*EXERCISE BRIEF*. Below you will find a set of lines. Repeat them all exactly.
....
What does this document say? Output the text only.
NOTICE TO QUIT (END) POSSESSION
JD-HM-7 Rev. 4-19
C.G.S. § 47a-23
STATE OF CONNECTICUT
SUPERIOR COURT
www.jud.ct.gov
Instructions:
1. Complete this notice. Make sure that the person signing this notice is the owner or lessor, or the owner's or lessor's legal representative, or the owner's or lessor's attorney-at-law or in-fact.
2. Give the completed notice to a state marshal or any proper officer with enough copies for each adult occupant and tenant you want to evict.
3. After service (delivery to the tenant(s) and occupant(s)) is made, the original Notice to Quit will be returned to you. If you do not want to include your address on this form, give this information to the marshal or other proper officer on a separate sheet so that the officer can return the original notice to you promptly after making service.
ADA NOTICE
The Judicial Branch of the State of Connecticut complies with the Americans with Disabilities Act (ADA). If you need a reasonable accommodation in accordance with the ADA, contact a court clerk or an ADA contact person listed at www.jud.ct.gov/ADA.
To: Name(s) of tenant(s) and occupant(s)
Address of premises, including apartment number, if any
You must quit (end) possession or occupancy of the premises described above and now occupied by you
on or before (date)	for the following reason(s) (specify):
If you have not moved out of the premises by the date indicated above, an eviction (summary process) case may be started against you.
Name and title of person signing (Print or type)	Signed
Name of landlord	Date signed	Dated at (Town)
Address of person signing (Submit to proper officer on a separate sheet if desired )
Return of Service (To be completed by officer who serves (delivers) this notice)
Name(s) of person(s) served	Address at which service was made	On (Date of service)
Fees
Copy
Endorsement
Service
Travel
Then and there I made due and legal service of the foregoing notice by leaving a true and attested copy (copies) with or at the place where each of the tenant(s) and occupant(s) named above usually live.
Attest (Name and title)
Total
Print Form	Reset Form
....
*PROBLEM SOLUTION*.
What does this document say? Output the text only.
NOTICE TO QUIT (END) POSSESSION
JD-HM-7 Rev. 4-19
C.G.S. § 47a-23
STATE OF CONNECTICUT
SUPERIOR COURT
www.jud.ct.gov
Instructions:
1. Complete this notice. Make sure that the person signing this notice is the owner or lessor, or the owner's or lessor's legal representative, or the owner's or lessor's attorney-at-law or in-fact.
2. Give the completed notice to a state marshal or any proper officer with enough copies for each adult occupant and tenant you want to evict.
3. After service (delivery to the tenant(s) and occupant(s)) is made, the original Notice to Quit will be returned to you. If you do not want to include your address on this form, give this information to the marshal or other proper officer on a separate sheet so that the officer can return the original notice to you promptly after making service.
ADA NOTICE
The Judicial Branch of the State of Connecticut complies with the Americans with Disabilities Act (ADA). If you need a reasonable accommodation in accordance with the ADA, contact a court clerk or an ADA contact person listed at www.jud.ct.gov/ADA.
To: Name(s) of tenant(s) and occupant(s)
Address of premises, including apartment number, if any
You must quit (end) possession or occupancy of the premises described above and now occupied by you
on or before (date)	for the following reason(s) (specify):
If you have not moved out of the premises by the date indicated above, an eviction (summary process) case may be started against you.
Name and title of person signing (Print or type)	Signed
Name of landlord	Date signed	Dated at (Town)
Address of person signing (Submit to proper officer on a separate sheet if desired )
Return of Service (To be completed by officer who serves (delivers) this notice)
Name(s) of person(s) served	Address at which service was made	On (Date of service)
Fees
Copy
Endorsement
Service
Travel
Then and there I made due and legal service of the foregoing notice by leaving a true and attested copy (copies) with or at the place where each of the tenant(s) and occupant(s) named above usually live.
Attest (Name and title)
Total
Print Form	Reset Form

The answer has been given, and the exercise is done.